:: What the task asks ::
Show all lines from the data that include the word "грунта".

:: Rows from a dataset ::
>> Start
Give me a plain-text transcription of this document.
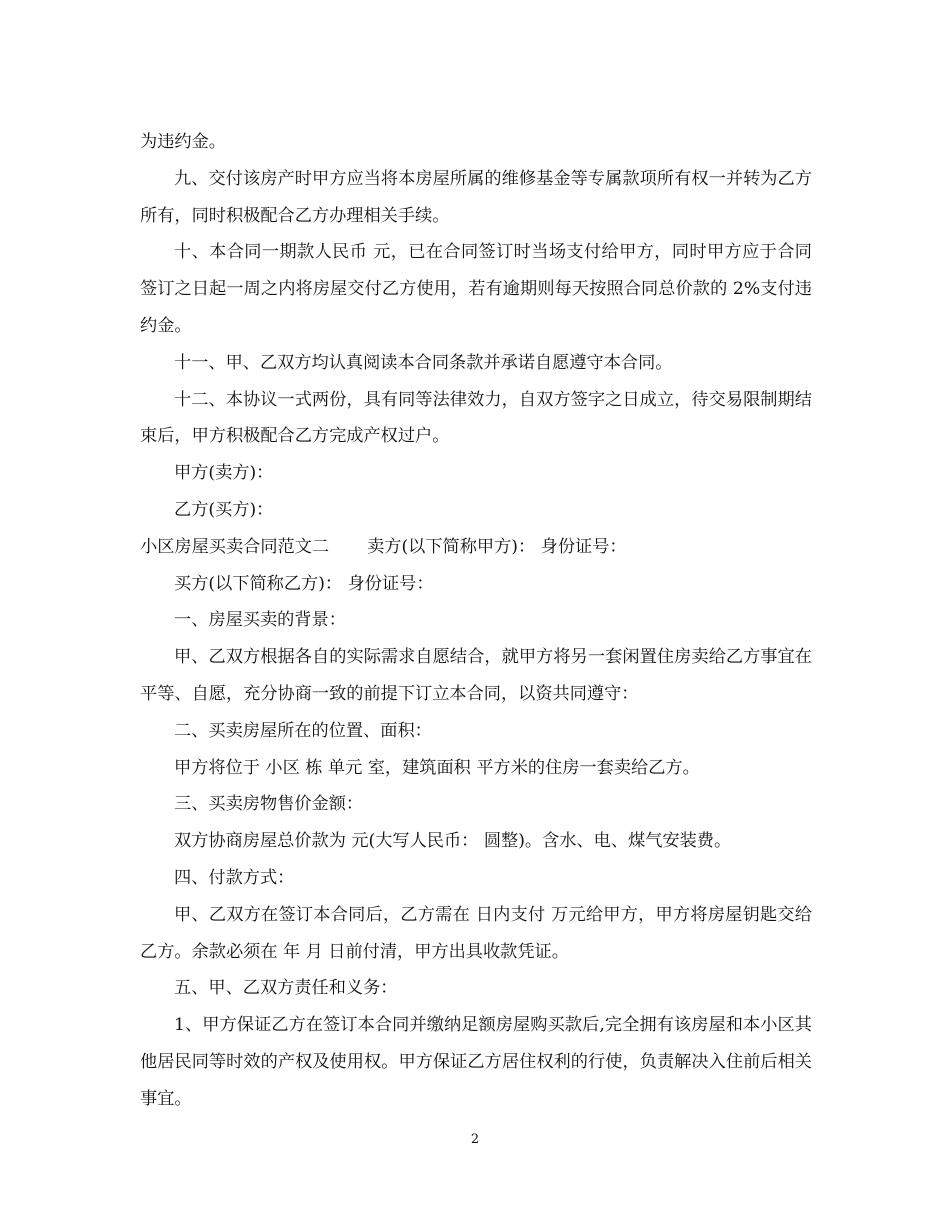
为违约金。

九、交付该房产时甲方应当将本房屋所属的维修基金等专属款项所有权一并转为乙方所有，同时积极配合乙方办理相关手续。

十、本合同一期款人民币 元，已在合同签订时当场支付给甲方，同时甲方应于合同签订之日起一周之内将房屋交付乙方使用，若有逾期则每天按照合同总价款的 2%支付违约金。

十一、甲、乙双方均认真阅读本合同条款并承诺自愿遵守本合同。

十二、本协议一式两份，具有同等法律效力，自双方签字之日成立，待交易限制期结束后，甲方积极配合乙方完成产权过户。

甲方(卖方)：

乙方(买方)：

小区房屋买卖合同范文二 卖方(以下简称甲方)： 身份证号：

买方(以下简称乙方)： 身份证号：

一、房屋买卖的背景：

甲、乙双方根据各自的实际需求自愿结合，就甲方将另一套闲置住房卖给乙方事宜在平等、自愿，充分协商一致的前提下订立本合同，以资共同遵守：

二、买卖房屋所在的位置、面积：

甲方将位于 小区 栋 单元 室，建筑面积 平方米的住房一套卖给乙方。

三、买卖房物售价金额：

双方协商房屋总价款为 元(大写人民币： 圆整)。含水、电、煤气安装费。

四、付款方式：

甲、乙双方在签订本合同后，乙方需在 日内支付 万元给甲方，甲方将房屋钥匙交给乙方。余款必须在 年 月 日前付清，甲方出具收款凭证。

五、甲、乙双方责任和义务：

1、甲方保证乙方在签订本合同并缴纳足额房屋购买款后,完全拥有该房屋和本小区其他居民同等时效的产权及使用权。甲方保证乙方居住权利的行使，负责解决入住前后相关事宜。

2
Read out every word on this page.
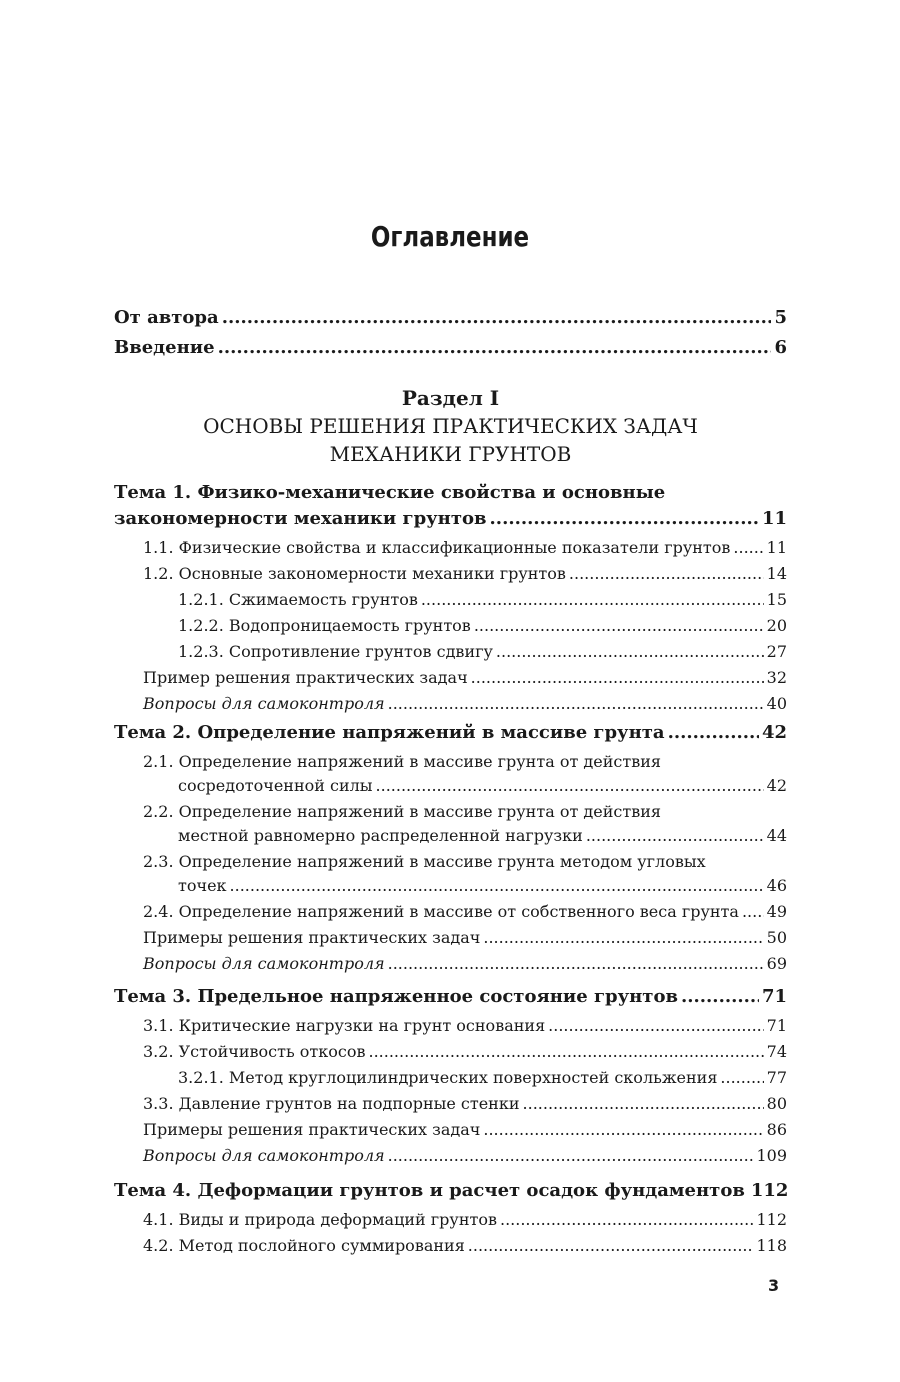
Оглавление
От автора .....	5
Введение .....	6
Раздел I
ОСНОВЫ РЕШЕНИЯ ПРАКТИЧЕСКИХ ЗАДАЧ
МЕХАНИКИ ГРУНТОВ
Тема 1. Физико-механические свойства и основные
закономерности механики грунтов .....	11
1.1. Физические свойства и классификационные показатели грунтов ..... 11
1.2. Основные закономерности механики грунтов .....	14
1.2.1. Сжимаемость грунтов .....	15
1.2.2. Водопроницаемость грунтов .....	20
1.2.3. Сопротивление грунтов сдвигу .....	27
Пример решения практических задач .....	32
Вопросы для самоконтроля .....	40
Тема 2. Определение напряжений в массиве грунта .....	42
2.1. Определение напряжений в массиве грунта от действия
сосредоточенной силы .....	42
2.2. Определение напряжений в массиве грунта от действия
местной равномерно распределенной нагрузки .....	44
2.3. Определение напряжений в массиве грунта методом угловых
точек .....	46
2.4. Определение напряжений в массиве от собственного веса грунта ..... 49
Примеры решения практических задач .....	50
Вопросы для самоконтроля .....	69
Тема 3. Предельное напряженное состояние грунтов .....	71
3.1. Критические нагрузки на грунт основания .....	71
3.2. Устойчивость откосов .....	74
3.2.1. Метод круглоцилиндрических поверхностей скольжения .....	77
3.3. Давление грунтов на подпорные стенки .....	80
Примеры решения практических задач .....	86
Вопросы для самоконтроля .....	109
Тема 4. Деформации грунтов и расчет осадок фундаментов 112
4.1. Виды и природа деформаций грунтов .....	112
4.2. Метод послойного суммирования .....	118
3
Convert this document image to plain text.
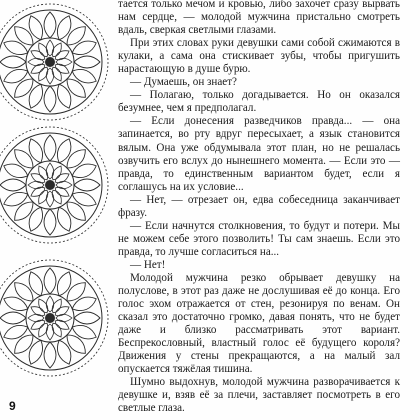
тается только мечом и кровью, либо захочет сразу вырвать нам сердце, — молодой мужчина пристально смотреть вдаль, сверкая светлыми глазами.

При этих словах руки девушки сами собой сжимаются в кулаки, а сама она стискивает зубы, чтобы пригушить нарастающую в душе бурю.

— Думаешь, он знает?

— Полагаю, только догадывается. Но он оказался безумнее, чем я предполагал.

— Если донесения разведчиков правда... — она запинается, во рту вдруг пересыхает, а язык становится вялым. Она уже обдумывала этот план, но не решалась озвучить его вслух до нынешнего момента. — Если это — правда, то единственным вариантом будет, если я соглашусь на их условие...

— Нет, — отрезает он, едва собеседница заканчивает фразу.

— Если начнутся столкновения, то будут и потери. Мы не можем себе этого позволить! Ты сам знаешь. Если это правда, то лучше согласиться на...

— Нет!

Молодой мужчина резко обрывает девушку на полуслове, в этот раз даже не дослушивая её до конца. Его голос эхом отражается от стен, резонируя по венам. Он сказал это достаточно громко, давая понять, что не будет даже и близко рассматривать этот вариант. Беспрекословный, властный голос её будущего короля? Движения у стены прекращаются, а на малый зал опускается тяжёлая тишина.

Шумно выдохнув, молодой мужчина разворачивается к девушке и, взяв её за плечи, заставляет посмотреть в его светлые глаза.

9
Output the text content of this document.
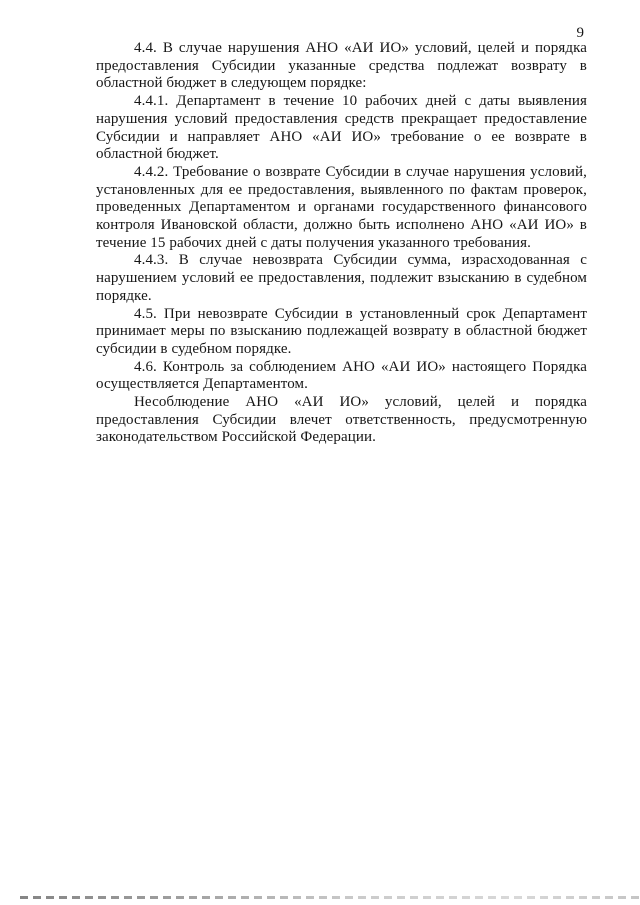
9

4.4. В случае нарушения АНО «АИ ИО» условий, целей и порядка предоставления Субсидии указанные средства подлежат возврату в областной бюджет в следующем порядке:

4.4.1. Департамент в течение 10 рабочих дней с даты выявления нарушения условий предоставления средств прекращает предоставление Субсидии и направляет АНО «АИ ИО» требование о ее возврате в областной бюджет.

4.4.2. Требование о возврате Субсидии в случае нарушения условий, установленных для ее предоставления, выявленного по фактам проверок, проведенных Департаментом и органами государственного финансового контроля Ивановской области, должно быть исполнено АНО «АИ ИО» в течение 15 рабочих дней с даты получения указанного требования.

4.4.3. В случае невозврата Субсидии сумма, израсходованная с нарушением условий ее предоставления, подлежит взысканию в судебном порядке.

4.5. При невозврате Субсидии в установленный срок Департамент принимает меры по взысканию подлежащей возврату в областной бюджет субсидии в судебном порядке.

4.6. Контроль за соблюдением АНО «АИ ИО» настоящего Порядка осуществляется Департаментом.

Несоблюдение АНО «АИ ИО» условий, целей и порядка предоставления Субсидии влечет ответственность, предусмотренную законодательством Российской Федерации.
>> End
:: Answer ::
Тема 2. Определение напряжений в массиве грунта .....	42
2.1. Определение напряжений в массиве грунта от действия
2.2. Определение напряжений в массиве грунта от действия
2.3. Определение напряжений в массиве грунта методом угловых
2.4. Определение напряжений в массиве от собственного веса грунта ..... 49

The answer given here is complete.